> **Exercise details**: Copy out every line of the records below word for word, leaving out the pictures.

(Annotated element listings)
>> Begin
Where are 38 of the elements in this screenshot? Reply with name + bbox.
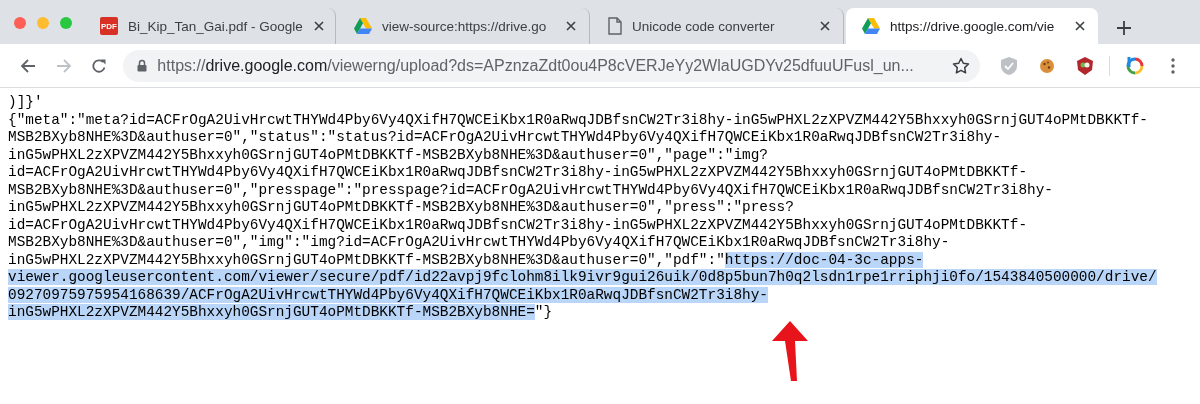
source-text: id=ACFrOgA2UivHrcwtTHYWd4Pby6Vy4QXifH7QWCEiKbx1R0aRwqJDBfsnCW2Tr3i8hy-inG5wPHXL2zXPVZM442Y5Bhxxyh0GSrnjGUT4oPMtDBKKTf- (8, 164, 1028, 180)
close-icon[interactable] (1074, 20, 1086, 32)
menu-icon[interactable] (1171, 57, 1176, 74)
shield-check-icon[interactable] (1000, 55, 1019, 76)
source-text: inG5wPHXL2zXPVZM442Y5Bhxxyh0GSrnjGUT4oPMtDBKKTf-MSB2BXyb8NHE%3D&authuser=0","pdf":" (8, 251, 725, 268)
selected-source-text: https://doc-04-3c-apps- (724, 251, 924, 268)
star-icon[interactable] (952, 56, 971, 75)
back-arrow-icon[interactable] (19, 57, 36, 74)
source-text: inG5wPHXL2zXPVZM442Y5Bhxxyh0GSrnjGUT4oPMtDBKKTf-MSB2BXyb8NHE%3D&authuser=0","press":"press? (8, 199, 794, 215)
reload-icon[interactable] (91, 57, 108, 74)
extension-badge-icon[interactable] (1074, 55, 1095, 76)
browser-tab[interactable]: view-source:https://drive.go (338, 8, 590, 44)
source-text: MSB2BXyb8NHE%3D&authuser=0","presspage":"presspage?id=ACFrOgA2UivHrcwtTHYWd4Pby6Vy4QXifH7QWCEiKbx1R0aRwqJDBfsnCW2Tr3i8hy- (8, 181, 1053, 198)
lock-icon (137, 59, 148, 72)
close-icon[interactable] (819, 20, 831, 32)
document-icon (608, 17, 622, 35)
drive-icon (862, 18, 880, 34)
source-text: id=ACFrOgA2UivHrcwtTHYWd4Pby6Vy4QXifH7QWCEiKbx1R0aRwqJDBfsnCW2Tr3i8hy-inG5wPHXL2zXPVZM442Y5Bhxxyh0GSrnjGUT4oPMtDBKKTf- (8, 216, 1028, 233)
browser-tab[interactable]: Unicode code converter (592, 8, 844, 44)
source-text: inG5wPHXL2zXPVZM442Y5Bhxxyh0GSrnjGUT4oPMtDBKKTf-MSB2BXyb8NHE%3D&authuser=0","page":"img? (8, 146, 768, 163)
drive-icon (354, 18, 372, 34)
source-text: {"meta":"meta?id=ACFrOgA2UivHrcwtTHYWd4Pby6Vy4QXifH7QWCEiKbx1R0aRwqJDBfsnCW2Tr3i8hy-inG5wPHXL2zXPVZM442Y5Bhxxyh0GSrnjGUT4oPMtDBKKTf- (8, 111, 1148, 128)
selected-source-text: viewer.googleusercontent.com/viewer/secure/pdf/id22avpj9fclohm8ilk9ivr9gui26uik/0d8p5bun7h0q2lsdn1rpe1rriphji0fo/1543840500000/drive/ (8, 269, 1157, 285)
close-icon[interactable] (312, 20, 325, 32)
source-text: "} (534, 304, 553, 320)
source-text: MSB2BXyb8NHE%3D&authuser=0","status":"status?id=ACFrOgA2UivHrcwtTHYWd4Pby6Vy4QXifH7QWCEiKbx1R0aRwqJDBfsnCW2Tr3i8hy- (8, 129, 1002, 145)
browser-tab[interactable]: https://drive.google.com/vie (846, 8, 1098, 44)
source-text: MSB2BXyb8NHE%3D&authuser=0","img":"img?id=ACFrOgA2UivHrcwtTHYWd4Pby6Vy4QXifH7QWCEiKbx1R0aRwqJDBfsnCW2Tr3i8hy- (8, 234, 950, 250)
selected-source-text: inG5wPHXL2zXPVZM442Y5Bhxxyh0GSrnjGUT4oPMtDBKKTf-MSB2BXyb8NHE= (8, 304, 535, 320)
ring-logo-icon[interactable] (1125, 55, 1146, 76)
address-bar[interactable]: https://drive.google.com/viewerng/upload?ds=APznzaZdt0ou4P8cVERJeYy2WlaUGDYv25dfuuUFusl_un... (123, 49, 981, 82)
browser-tab[interactable]: PDF Bi_Kip_Tan_Gai.pdf - Google (84, 8, 336, 44)
plus-icon[interactable] (1116, 20, 1132, 36)
pdf-icon: PDF (100, 17, 118, 35)
selected-source-text: 09270975975954168639/ACFrOgA2UivHrcwtTHYWd4Pby6Vy4QXifH7QWCEiKbx1R0aRwqJDBfsnCW2Tr3i8hy- (8, 286, 768, 303)
cookie-icon[interactable] (1038, 57, 1055, 74)
close-icon[interactable] (565, 20, 577, 32)
source-text: )]}' (8, 94, 43, 110)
>> End
> **Answer in full**:
Where are 38 of the elements in this screenshot? Reply with name + bbox.
source-text: id=ACFrOgA2UivHrcwtTHYWd4Pby6Vy4QXifH7QWCEiKbx1R0aRwqJDBfsnCW2Tr3i8hy-inG5wPHXL2zXPVZM442Y5Bhxxyh0GSrnjGUT4oPMtDBKKTf- (8, 164, 1028, 180)
close-icon[interactable] (1074, 20, 1086, 32)
menu-icon[interactable] (1171, 57, 1176, 74)
shield-check-icon[interactable] (1000, 55, 1019, 76)
source-text: inG5wPHXL2zXPVZM442Y5Bhxxyh0GSrnjGUT4oPMtDBKKTf-MSB2BXyb8NHE%3D&authuser=0","pdf":" (8, 251, 725, 268)
selected-source-text: https://doc-04-3c-apps- (724, 251, 924, 268)
star-icon[interactable] (952, 56, 971, 75)
back-arrow-icon[interactable] (19, 57, 36, 74)
source-text: inG5wPHXL2zXPVZM442Y5Bhxxyh0GSrnjGUT4oPMtDBKKTf-MSB2BXyb8NHE%3D&authuser=0","press":"press? (8, 199, 794, 215)
reload-icon[interactable] (91, 57, 108, 74)
extension-badge-icon[interactable] (1074, 55, 1095, 76)
browser-tab[interactable]: view-source:https://drive.go (338, 8, 590, 44)
source-text: MSB2BXyb8NHE%3D&authuser=0","presspage":"presspage?id=ACFrOgA2UivHrcwtTHYWd4Pby6Vy4QXifH7QWCEiKbx1R0aRwqJDBfsnCW2Tr3i8hy- (8, 181, 1053, 198)
lock-icon (137, 59, 148, 72)
close-icon[interactable] (819, 20, 831, 32)
document-icon (608, 17, 622, 35)
drive-icon (862, 18, 880, 34)
source-text: id=ACFrOgA2UivHrcwtTHYWd4Pby6Vy4QXifH7QWCEiKbx1R0aRwqJDBfsnCW2Tr3i8hy-inG5wPHXL2zXPVZM442Y5Bhxxyh0GSrnjGUT4oPMtDBKKTf- (8, 216, 1028, 233)
browser-tab[interactable]: Unicode code converter (592, 8, 844, 44)
source-text: inG5wPHXL2zXPVZM442Y5Bhxxyh0GSrnjGUT4oPMtDBKKTf-MSB2BXyb8NHE%3D&authuser=0","page":"img? (8, 146, 768, 163)
drive-icon (354, 18, 372, 34)
source-text: {"meta":"meta?id=ACFrOgA2UivHrcwtTHYWd4Pby6Vy4QXifH7QWCEiKbx1R0aRwqJDBfsnCW2Tr3i8hy-inG5wPHXL2zXPVZM442Y5Bhxxyh0GSrnjGUT4oPMtDBKKTf- (8, 111, 1148, 128)
selected-source-text: viewer.googleusercontent.com/viewer/secure/pdf/id22avpj9fclohm8ilk9ivr9gui26uik/0d8p5bun7h0q2lsdn1rpe1rriphji0fo/1543840500000/drive/ (8, 269, 1157, 285)
close-icon[interactable] (312, 20, 325, 32)
source-text: "} (534, 304, 553, 320)
source-text: MSB2BXyb8NHE%3D&authuser=0","status":"status?id=ACFrOgA2UivHrcwtTHYWd4Pby6Vy4QXifH7QWCEiKbx1R0aRwqJDBfsnCW2Tr3i8hy- (8, 129, 1002, 145)
browser-tab[interactable]: https://drive.google.com/vie (846, 8, 1098, 44)
source-text: MSB2BXyb8NHE%3D&authuser=0","img":"img?id=ACFrOgA2UivHrcwtTHYWd4Pby6Vy4QXifH7QWCEiKbx1R0aRwqJDBfsnCW2Tr3i8hy- (8, 234, 950, 250)
selected-source-text: inG5wPHXL2zXPVZM442Y5Bhxxyh0GSrnjGUT4oPMtDBKKTf-MSB2BXyb8NHE= (8, 304, 535, 320)
ring-logo-icon[interactable] (1125, 55, 1146, 76)
address-bar[interactable]: https://drive.google.com/viewerng/upload?ds=APznzaZdt0ou4P8cVERJeYy2WlaUGDYv25dfuuUFusl_un... (123, 49, 981, 82)
browser-tab[interactable]: PDF Bi_Kip_Tan_Gai.pdf - Google (84, 8, 336, 44)
plus-icon[interactable] (1116, 20, 1132, 36)
pdf-icon: PDF (100, 17, 118, 35)
selected-source-text: 09270975975954168639/ACFrOgA2UivHrcwtTHYWd4Pby6Vy4QXifH7QWCEiKbx1R0aRwqJDBfsnCW2Tr3i8hy- (8, 286, 768, 303)
cookie-icon[interactable] (1038, 57, 1055, 74)
close-icon[interactable] (565, 20, 577, 32)
source-text: )]}' (8, 94, 43, 110)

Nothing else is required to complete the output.